[Dataset excerpt]
╔══

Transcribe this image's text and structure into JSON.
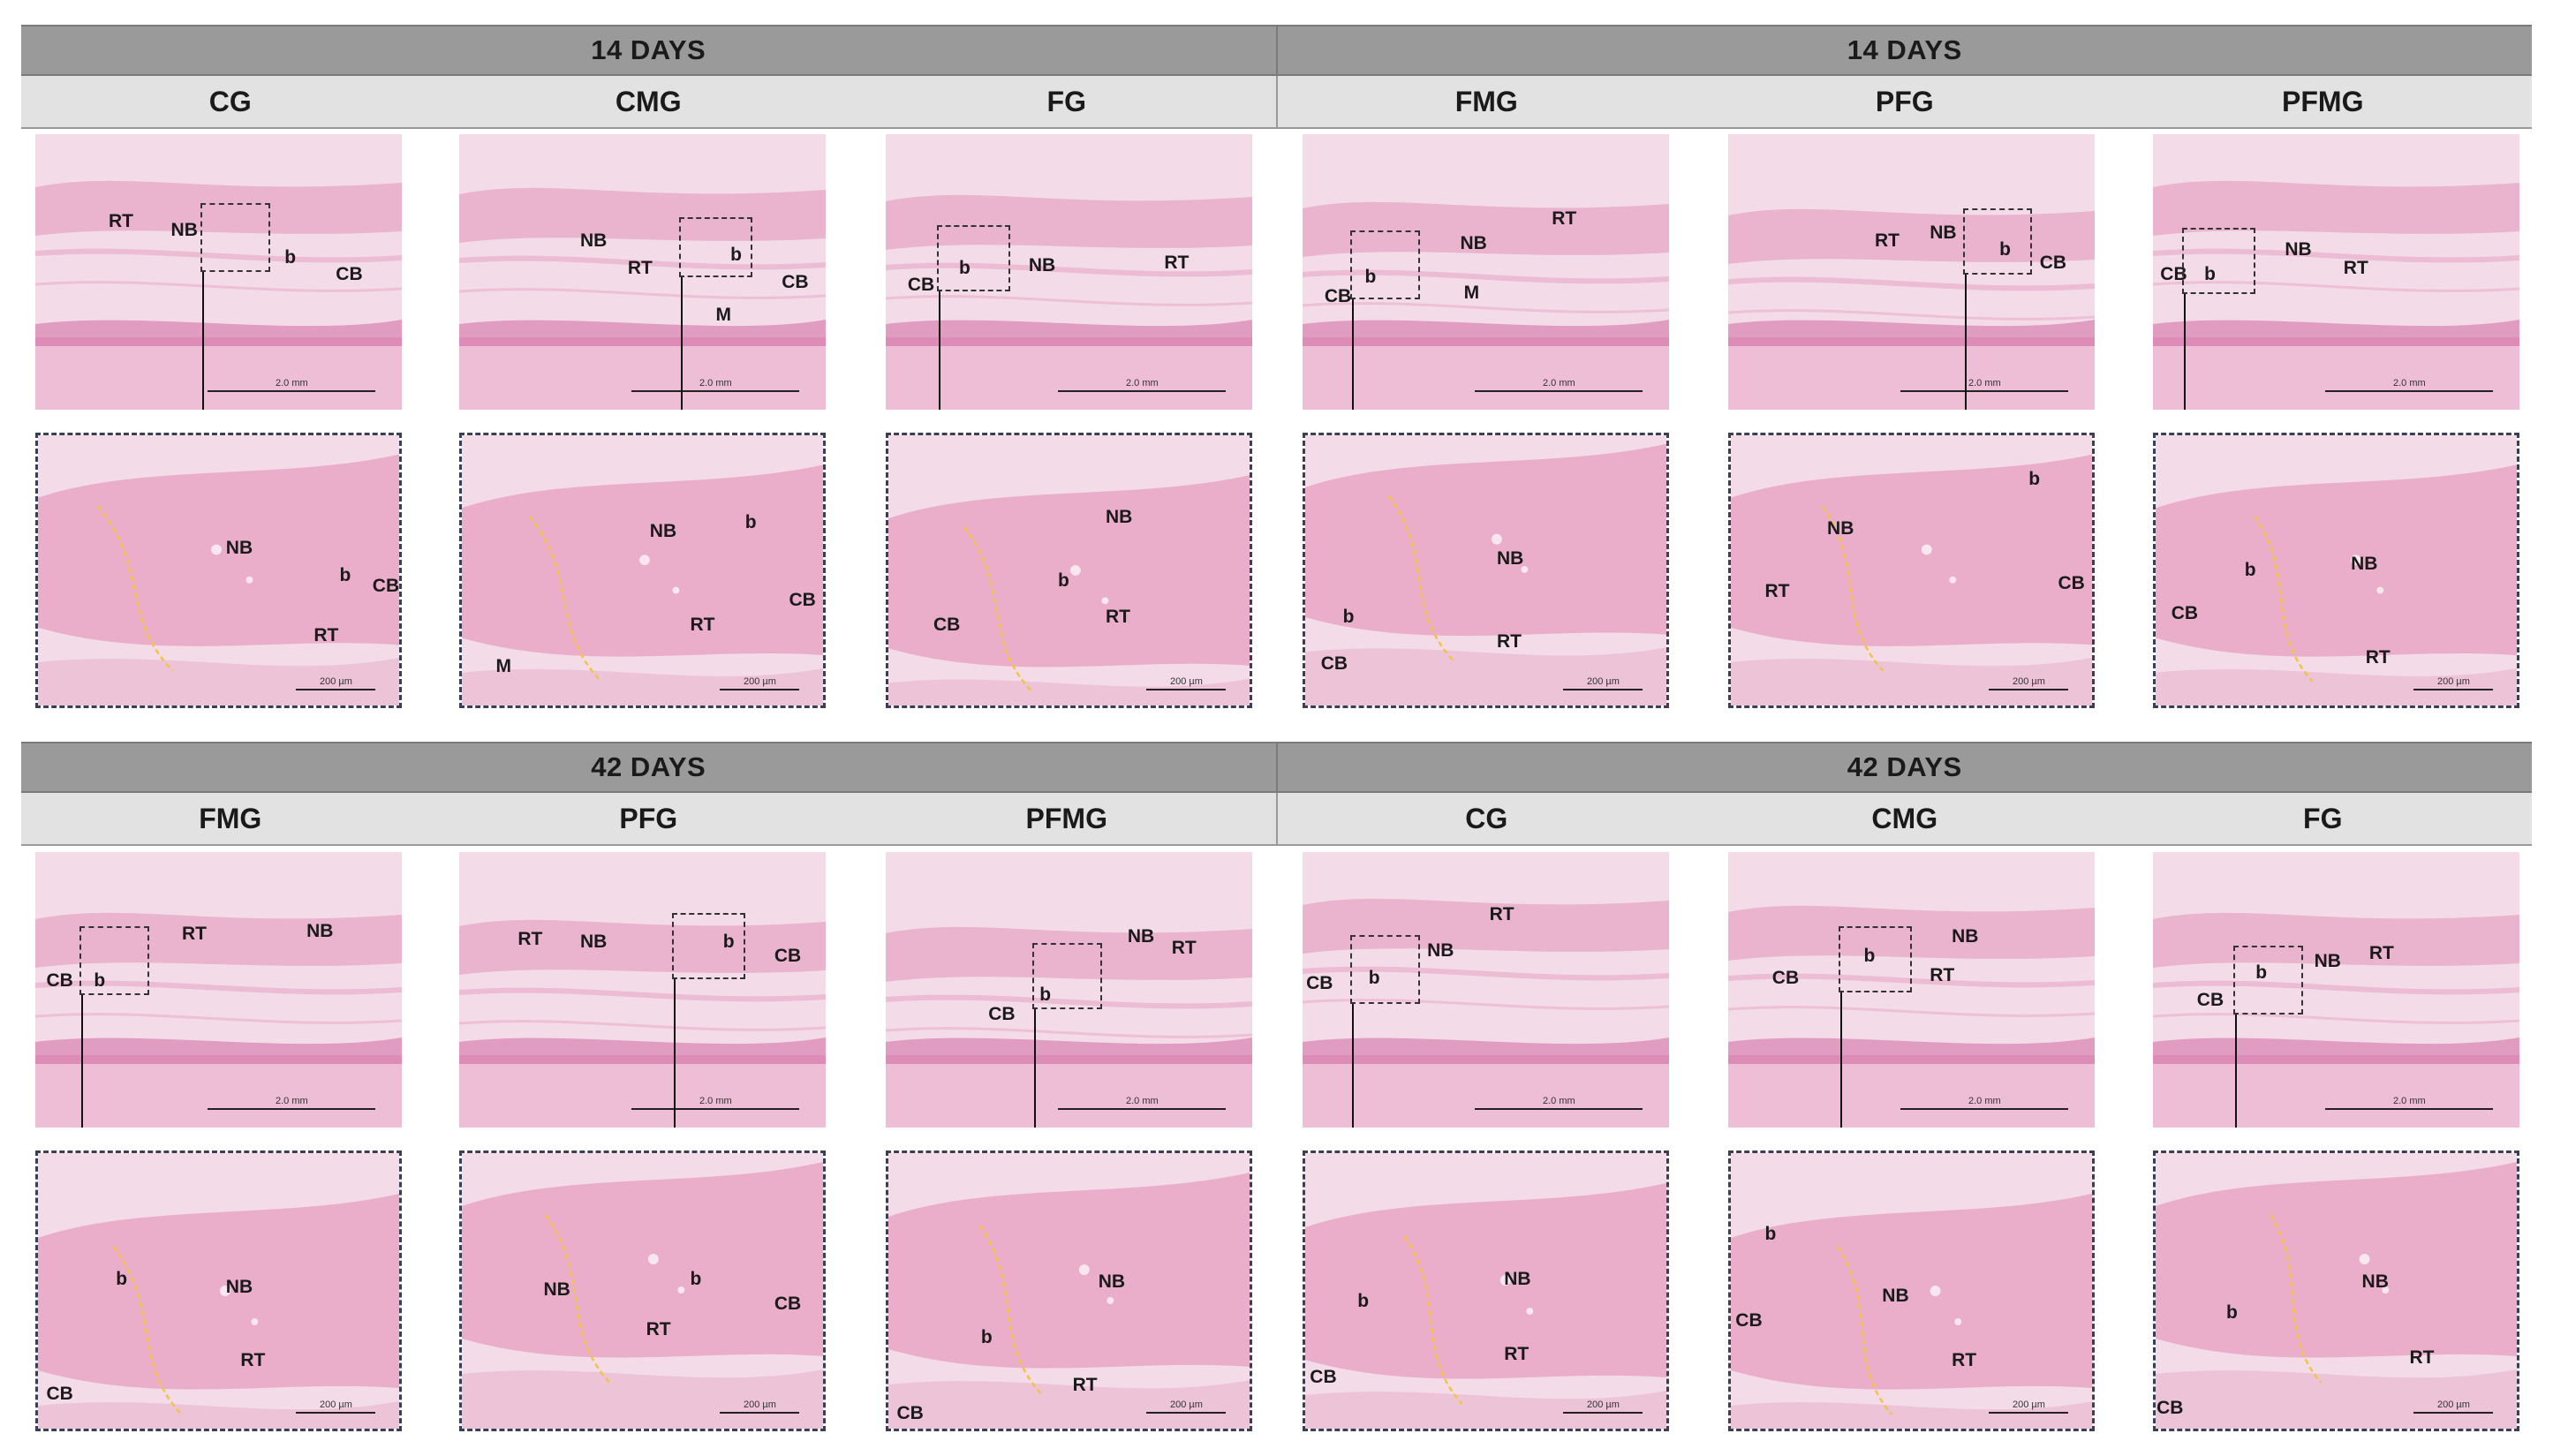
{
  "sections": [
    {
      "days_left": "14 DAYS",
      "days_right": "14 DAYS",
      "groups": [
        "CG",
        "CMG",
        "FG",
        "FMG",
        "PFG",
        "PFMG"
      ]
    },
    {
      "days_left": "42 DAYS",
      "days_right": "42 DAYS",
      "groups": [
        "FMG",
        "PFG",
        "PFMG",
        "CG",
        "CMG",
        "FG"
      ]
    }
  ],
  "scale_labels": {
    "overview": "2.0 mm",
    "detail": "200 µm"
  },
  "tissue_labels": {
    "RT": "RT",
    "NB": "NB",
    "CB": "CB",
    "b": "b",
    "M": "M"
  },
  "colors": {
    "stain_light": "#f3dbe8",
    "stain_mid": "#e7a6c6",
    "stain_dark": "#c94f93",
    "boundary": "#f2c440"
  }
}
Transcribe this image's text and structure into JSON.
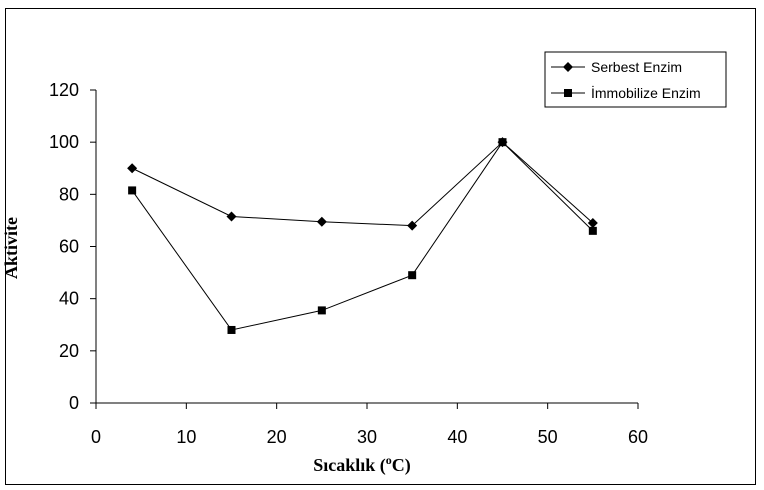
{
  "chart_data": {
    "type": "line",
    "xlabel": "Sıcaklık (°C)",
    "xlabel_parts": {
      "before": "Sıcaklık (",
      "sup": "o",
      "after": "C)"
    },
    "ylabel": "Aktivite",
    "xlim": [
      0,
      60
    ],
    "ylim": [
      0,
      120
    ],
    "xticks": [
      0,
      10,
      20,
      30,
      40,
      50,
      60
    ],
    "yticks": [
      0,
      20,
      40,
      60,
      80,
      100,
      120
    ],
    "grid": false,
    "legend_position": "top-right",
    "x": [
      4,
      15,
      25,
      35,
      45,
      55
    ],
    "series": [
      {
        "name": "Serbest Enzim",
        "marker": "diamond",
        "color": "#000000",
        "values": [
          90,
          71.5,
          69.5,
          68,
          100,
          69
        ]
      },
      {
        "name": "İmmobilize Enzim",
        "marker": "square",
        "color": "#000000",
        "values": [
          81.5,
          28,
          35.5,
          49,
          100,
          66
        ]
      }
    ]
  }
}
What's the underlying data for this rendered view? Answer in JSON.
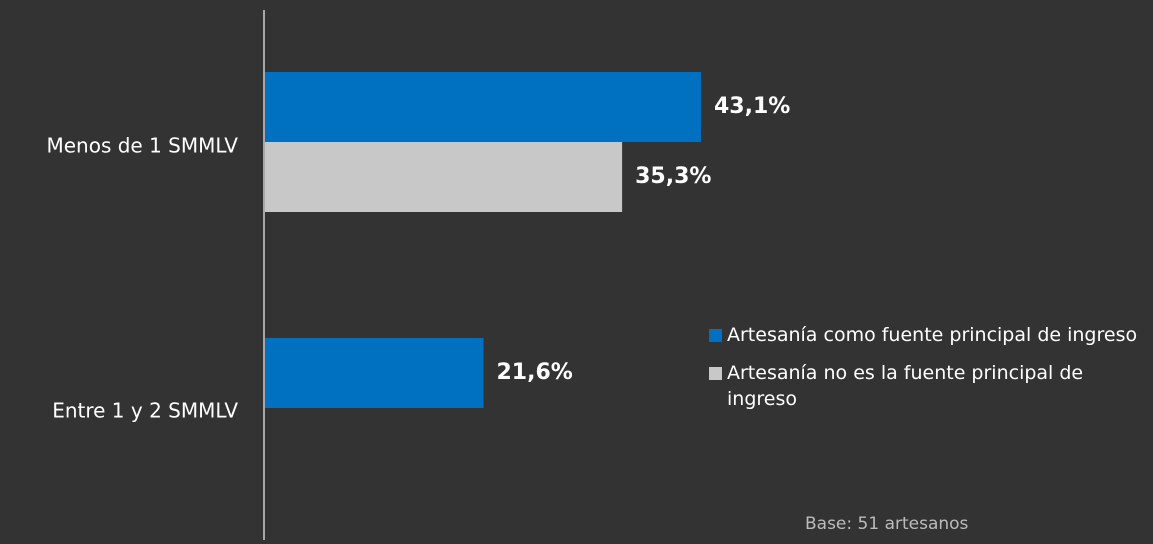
{
  "chart_data": {
    "type": "bar",
    "orientation": "horizontal",
    "categories": [
      "Menos de 1 SMMLV",
      "Entre 1 y 2 SMMLV"
    ],
    "series": [
      {
        "name": "Artesanía como fuente principal de ingreso",
        "color": "#0070C0",
        "values": [
          43.1,
          21.6
        ],
        "labels": [
          "43,1%",
          "21,6%"
        ]
      },
      {
        "name": "Artesanía no es la fuente principal de ingreso",
        "color": "#C8C8C8",
        "values": [
          35.3,
          null
        ],
        "labels": [
          "35,3%",
          null
        ]
      }
    ],
    "xlim": [
      0,
      100
    ],
    "grid": false,
    "legend_position": "right",
    "note": "Base: 51 artesanos"
  }
}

╚══

■ TASK BRIEF ■
Pictures are excluded; copy every other part of the records exactly.

■ FINAL ANSWER ■
Transcribe this image's text and structure into JSON.
{
  "sections": [
    {
      "days_left": "14 DAYS",
      "days_right": "14 DAYS",
      "groups": [
        "CG",
        "CMG",
        "FG",
        "FMG",
        "PFG",
        "PFMG"
      ]
    },
    {
      "days_left": "42 DAYS",
      "days_right": "42 DAYS",
      "groups": [
        "FMG",
        "PFG",
        "PFMG",
        "CG",
        "CMG",
        "FG"
      ]
    }
  ],
  "scale_labels": {
    "overview": "2.0 mm",
    "detail": "200 µm"
  },
  "tissue_labels": {
    "RT": "RT",
    "NB": "NB",
    "CB": "CB",
    "b": "b",
    "M": "M"
  },
  "colors": {
    "stain_light": "#f3dbe8",
    "stain_mid": "#e7a6c6",
    "stain_dark": "#c94f93",
    "boundary": "#f2c440"
  }
}
Transcribe this image's text and structure into JSON.
{
  "chart_data": {
    "type": "line",
    "xlabel": "Sıcaklık (°C)",
    "xlabel_parts": {
      "before": "Sıcaklık (",
      "sup": "o",
      "after": "C)"
    },
    "ylabel": "Aktivite",
    "xlim": [
      0,
      60
    ],
    "ylim": [
      0,
      120
    ],
    "xticks": [
      0,
      10,
      20,
      30,
      40,
      50,
      60
    ],
    "yticks": [
      0,
      20,
      40,
      60,
      80,
      100,
      120
    ],
    "grid": false,
    "legend_position": "top-right",
    "x": [
      4,
      15,
      25,
      35,
      45,
      55
    ],
    "series": [
      {
        "name": "Serbest Enzim",
        "marker": "diamond",
        "color": "#000000",
        "values": [
          90,
          71.5,
          69.5,
          68,
          100,
          69
        ]
      },
      {
        "name": "İmmobilize Enzim",
        "marker": "square",
        "color": "#000000",
        "values": [
          81.5,
          28,
          35.5,
          49,
          100,
          66
        ]
      }
    ]
  }
}
What's the underlying data for this rendered view? Answer in JSON.
{
  "chart_data": {
    "type": "bar",
    "orientation": "horizontal",
    "categories": [
      "Menos de 1 SMMLV",
      "Entre 1 y 2 SMMLV"
    ],
    "series": [
      {
        "name": "Artesanía como fuente principal de ingreso",
        "color": "#0070C0",
        "values": [
          43.1,
          21.6
        ],
        "labels": [
          "43,1%",
          "21,6%"
        ]
      },
      {
        "name": "Artesanía no es la fuente principal de ingreso",
        "color": "#C8C8C8",
        "values": [
          35.3,
          null
        ],
        "labels": [
          "35,3%",
          null
        ]
      }
    ],
    "xlim": [
      0,
      100
    ],
    "grid": false,
    "legend_position": "right",
    "note": "Base: 51 artesanos"
  }
}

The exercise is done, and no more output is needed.